Reproduce the data exactly.

— BEGIN Dataset records —

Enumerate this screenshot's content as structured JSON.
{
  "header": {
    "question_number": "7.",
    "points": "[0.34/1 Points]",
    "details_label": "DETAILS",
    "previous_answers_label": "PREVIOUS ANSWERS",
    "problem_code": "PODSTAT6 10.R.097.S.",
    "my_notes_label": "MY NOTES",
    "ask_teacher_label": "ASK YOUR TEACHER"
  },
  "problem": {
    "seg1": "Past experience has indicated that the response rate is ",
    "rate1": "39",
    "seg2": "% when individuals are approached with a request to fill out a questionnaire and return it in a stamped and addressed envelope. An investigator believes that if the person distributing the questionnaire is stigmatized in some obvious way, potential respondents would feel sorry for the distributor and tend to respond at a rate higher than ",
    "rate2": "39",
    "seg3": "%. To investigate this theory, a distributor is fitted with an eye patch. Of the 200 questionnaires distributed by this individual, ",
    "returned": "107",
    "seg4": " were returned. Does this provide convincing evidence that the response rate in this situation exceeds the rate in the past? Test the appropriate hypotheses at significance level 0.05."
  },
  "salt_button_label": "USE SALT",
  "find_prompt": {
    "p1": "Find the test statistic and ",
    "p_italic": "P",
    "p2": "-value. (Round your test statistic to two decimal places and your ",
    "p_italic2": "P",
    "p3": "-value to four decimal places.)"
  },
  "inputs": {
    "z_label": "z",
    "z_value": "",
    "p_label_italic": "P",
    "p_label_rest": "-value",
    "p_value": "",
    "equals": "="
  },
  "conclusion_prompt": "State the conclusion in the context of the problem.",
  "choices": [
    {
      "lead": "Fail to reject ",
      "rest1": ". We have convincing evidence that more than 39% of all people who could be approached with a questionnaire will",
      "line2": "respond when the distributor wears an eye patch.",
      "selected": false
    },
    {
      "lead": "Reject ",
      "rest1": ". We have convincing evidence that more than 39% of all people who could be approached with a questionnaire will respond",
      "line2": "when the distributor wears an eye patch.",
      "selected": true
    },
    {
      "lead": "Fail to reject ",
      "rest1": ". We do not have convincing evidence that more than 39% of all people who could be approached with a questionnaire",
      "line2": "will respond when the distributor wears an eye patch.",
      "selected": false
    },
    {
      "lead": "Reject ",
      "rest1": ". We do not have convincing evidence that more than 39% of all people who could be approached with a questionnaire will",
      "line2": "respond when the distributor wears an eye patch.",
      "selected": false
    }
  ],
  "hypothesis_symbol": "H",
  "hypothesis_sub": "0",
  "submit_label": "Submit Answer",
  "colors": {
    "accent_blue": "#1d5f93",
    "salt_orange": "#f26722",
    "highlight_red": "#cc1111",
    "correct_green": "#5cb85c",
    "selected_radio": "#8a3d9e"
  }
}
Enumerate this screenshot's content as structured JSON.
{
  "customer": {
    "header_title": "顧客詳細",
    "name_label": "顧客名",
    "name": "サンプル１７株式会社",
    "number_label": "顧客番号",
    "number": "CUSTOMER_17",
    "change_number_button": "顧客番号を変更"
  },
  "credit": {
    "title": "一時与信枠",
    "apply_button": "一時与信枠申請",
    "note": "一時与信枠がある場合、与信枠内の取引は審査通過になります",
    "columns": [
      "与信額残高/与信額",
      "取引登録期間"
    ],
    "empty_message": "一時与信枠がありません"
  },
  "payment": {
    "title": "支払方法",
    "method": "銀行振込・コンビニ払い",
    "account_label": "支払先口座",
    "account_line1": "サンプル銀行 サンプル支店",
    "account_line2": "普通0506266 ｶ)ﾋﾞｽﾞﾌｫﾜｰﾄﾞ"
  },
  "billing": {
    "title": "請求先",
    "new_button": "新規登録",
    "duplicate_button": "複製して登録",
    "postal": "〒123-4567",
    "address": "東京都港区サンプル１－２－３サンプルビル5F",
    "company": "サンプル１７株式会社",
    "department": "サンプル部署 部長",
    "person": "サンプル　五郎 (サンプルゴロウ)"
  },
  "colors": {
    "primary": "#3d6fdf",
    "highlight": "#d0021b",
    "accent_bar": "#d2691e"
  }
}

— END Dataset records —

**Response for this exercise**
Enumerate this screenshot's content as structured JSON.
{
  "header": {
    "question_number": "7.",
    "points": "[0.34/1 Points]",
    "details_label": "DETAILS",
    "previous_answers_label": "PREVIOUS ANSWERS",
    "problem_code": "PODSTAT6 10.R.097.S.",
    "my_notes_label": "MY NOTES",
    "ask_teacher_label": "ASK YOUR TEACHER"
  },
  "problem": {
    "seg1": "Past experience has indicated that the response rate is ",
    "rate1": "39",
    "seg2": "% when individuals are approached with a request to fill out a questionnaire and return it in a stamped and addressed envelope. An investigator believes that if the person distributing the questionnaire is stigmatized in some obvious way, potential respondents would feel sorry for the distributor and tend to respond at a rate higher than ",
    "rate2": "39",
    "seg3": "%. To investigate this theory, a distributor is fitted with an eye patch. Of the 200 questionnaires distributed by this individual, ",
    "returned": "107",
    "seg4": " were returned. Does this provide convincing evidence that the response rate in this situation exceeds the rate in the past? Test the appropriate hypotheses at significance level 0.05."
  },
  "salt_button_label": "USE SALT",
  "find_prompt": {
    "p1": "Find the test statistic and ",
    "p_italic": "P",
    "p2": "-value. (Round your test statistic to two decimal places and your ",
    "p_italic2": "P",
    "p3": "-value to four decimal places.)"
  },
  "inputs": {
    "z_label": "z",
    "z_value": "",
    "p_label_italic": "P",
    "p_label_rest": "-value",
    "p_value": "",
    "equals": "="
  },
  "conclusion_prompt": "State the conclusion in the context of the problem.",
  "choices": [
    {
      "lead": "Fail to reject ",
      "rest1": ". We have convincing evidence that more than 39% of all people who could be approached with a questionnaire will",
      "line2": "respond when the distributor wears an eye patch.",
      "selected": false
    },
    {
      "lead": "Reject ",
      "rest1": ". We have convincing evidence that more than 39% of all people who could be approached with a questionnaire will respond",
      "line2": "when the distributor wears an eye patch.",
      "selected": true
    },
    {
      "lead": "Fail to reject ",
      "rest1": ". We do not have convincing evidence that more than 39% of all people who could be approached with a questionnaire",
      "line2": "will respond when the distributor wears an eye patch.",
      "selected": false
    },
    {
      "lead": "Reject ",
      "rest1": ". We do not have convincing evidence that more than 39% of all people who could be approached with a questionnaire will",
      "line2": "respond when the distributor wears an eye patch.",
      "selected": false
    }
  ],
  "hypothesis_symbol": "H",
  "hypothesis_sub": "0",
  "submit_label": "Submit Answer",
  "colors": {
    "accent_blue": "#1d5f93",
    "salt_orange": "#f26722",
    "highlight_red": "#cc1111",
    "correct_green": "#5cb85c",
    "selected_radio": "#8a3d9e"
  }
}
Enumerate this screenshot's content as structured JSON.
{
  "customer": {
    "header_title": "顧客詳細",
    "name_label": "顧客名",
    "name": "サンプル１７株式会社",
    "number_label": "顧客番号",
    "number": "CUSTOMER_17",
    "change_number_button": "顧客番号を変更"
  },
  "credit": {
    "title": "一時与信枠",
    "apply_button": "一時与信枠申請",
    "note": "一時与信枠がある場合、与信枠内の取引は審査通過になります",
    "columns": [
      "与信額残高/与信額",
      "取引登録期間"
    ],
    "empty_message": "一時与信枠がありません"
  },
  "payment": {
    "title": "支払方法",
    "method": "銀行振込・コンビニ払い",
    "account_label": "支払先口座",
    "account_line1": "サンプル銀行 サンプル支店",
    "account_line2": "普通0506266 ｶ)ﾋﾞｽﾞﾌｫﾜｰﾄﾞ"
  },
  "billing": {
    "title": "請求先",
    "new_button": "新規登録",
    "duplicate_button": "複製して登録",
    "postal": "〒123-4567",
    "address": "東京都港区サンプル１－２－３サンプルビル5F",
    "company": "サンプル１７株式会社",
    "department": "サンプル部署 部長",
    "person": "サンプル　五郎 (サンプルゴロウ)"
  },
  "colors": {
    "primary": "#3d6fdf",
    "highlight": "#d0021b",
    "accent_bar": "#d2691e"
  }
}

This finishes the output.